■ **THE TASK**: In the material below, the lines containing the word "this" are required; copy each of them.

■ **Stored items**:
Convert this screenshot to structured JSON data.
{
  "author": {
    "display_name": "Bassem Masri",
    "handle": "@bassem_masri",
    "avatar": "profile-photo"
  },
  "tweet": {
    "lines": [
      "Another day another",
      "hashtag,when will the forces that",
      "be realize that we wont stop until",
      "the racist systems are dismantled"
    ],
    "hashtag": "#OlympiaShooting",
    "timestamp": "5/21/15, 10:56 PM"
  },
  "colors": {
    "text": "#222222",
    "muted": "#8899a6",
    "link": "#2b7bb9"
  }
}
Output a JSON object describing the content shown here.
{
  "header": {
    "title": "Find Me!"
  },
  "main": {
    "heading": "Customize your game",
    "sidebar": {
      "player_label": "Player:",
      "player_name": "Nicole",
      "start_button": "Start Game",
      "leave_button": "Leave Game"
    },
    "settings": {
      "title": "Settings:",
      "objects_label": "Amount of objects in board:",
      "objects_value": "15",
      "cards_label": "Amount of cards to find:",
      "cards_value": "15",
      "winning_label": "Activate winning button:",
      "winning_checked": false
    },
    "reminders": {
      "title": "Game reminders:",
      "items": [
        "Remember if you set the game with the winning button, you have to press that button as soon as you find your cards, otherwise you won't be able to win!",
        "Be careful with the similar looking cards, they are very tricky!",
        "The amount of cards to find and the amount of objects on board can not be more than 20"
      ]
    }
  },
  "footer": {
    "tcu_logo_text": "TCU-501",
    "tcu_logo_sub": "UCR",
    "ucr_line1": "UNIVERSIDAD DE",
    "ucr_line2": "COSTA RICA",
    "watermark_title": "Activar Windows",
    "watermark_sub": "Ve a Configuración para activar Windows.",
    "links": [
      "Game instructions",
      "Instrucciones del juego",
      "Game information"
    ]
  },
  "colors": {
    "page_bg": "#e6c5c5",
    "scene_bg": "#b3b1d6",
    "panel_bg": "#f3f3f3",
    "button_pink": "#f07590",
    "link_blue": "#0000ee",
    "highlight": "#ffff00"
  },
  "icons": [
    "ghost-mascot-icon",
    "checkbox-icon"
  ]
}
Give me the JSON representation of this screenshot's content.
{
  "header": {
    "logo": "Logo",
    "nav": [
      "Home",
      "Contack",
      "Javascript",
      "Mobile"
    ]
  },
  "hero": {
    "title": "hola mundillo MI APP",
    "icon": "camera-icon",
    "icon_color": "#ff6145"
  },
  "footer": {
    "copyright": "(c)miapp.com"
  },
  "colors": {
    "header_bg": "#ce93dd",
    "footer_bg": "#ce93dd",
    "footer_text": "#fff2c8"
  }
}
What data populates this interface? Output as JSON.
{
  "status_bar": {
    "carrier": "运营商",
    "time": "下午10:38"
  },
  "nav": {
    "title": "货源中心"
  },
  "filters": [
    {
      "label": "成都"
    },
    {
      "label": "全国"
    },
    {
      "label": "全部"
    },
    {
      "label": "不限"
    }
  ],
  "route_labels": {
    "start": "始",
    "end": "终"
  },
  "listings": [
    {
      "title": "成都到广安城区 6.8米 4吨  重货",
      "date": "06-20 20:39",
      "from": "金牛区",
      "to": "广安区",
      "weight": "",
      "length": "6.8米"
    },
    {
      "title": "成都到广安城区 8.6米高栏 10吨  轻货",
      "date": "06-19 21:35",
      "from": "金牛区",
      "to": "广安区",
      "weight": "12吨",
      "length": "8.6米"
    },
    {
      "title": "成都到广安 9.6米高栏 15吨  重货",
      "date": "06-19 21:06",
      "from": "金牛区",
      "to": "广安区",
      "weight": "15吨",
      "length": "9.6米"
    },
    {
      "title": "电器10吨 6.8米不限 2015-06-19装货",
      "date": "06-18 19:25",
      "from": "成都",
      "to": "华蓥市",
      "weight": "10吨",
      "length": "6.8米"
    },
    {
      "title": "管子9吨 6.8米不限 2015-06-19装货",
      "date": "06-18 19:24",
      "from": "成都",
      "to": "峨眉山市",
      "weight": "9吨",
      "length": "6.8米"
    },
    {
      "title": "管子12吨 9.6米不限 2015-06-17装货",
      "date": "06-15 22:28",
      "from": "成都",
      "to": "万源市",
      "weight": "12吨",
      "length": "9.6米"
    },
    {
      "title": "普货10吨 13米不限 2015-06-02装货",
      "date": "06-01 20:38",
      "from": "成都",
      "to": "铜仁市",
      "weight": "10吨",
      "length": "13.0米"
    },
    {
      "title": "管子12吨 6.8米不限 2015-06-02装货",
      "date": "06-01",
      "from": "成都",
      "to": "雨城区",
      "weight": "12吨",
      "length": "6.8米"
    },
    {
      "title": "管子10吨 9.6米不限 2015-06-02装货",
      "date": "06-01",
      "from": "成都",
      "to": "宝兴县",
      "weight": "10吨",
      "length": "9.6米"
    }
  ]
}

■ **REPLY**:
Convert this screenshot to structured JSON data.
Give me the JSON representation of this screenshot's content.
What data populates this interface? Output as JSON.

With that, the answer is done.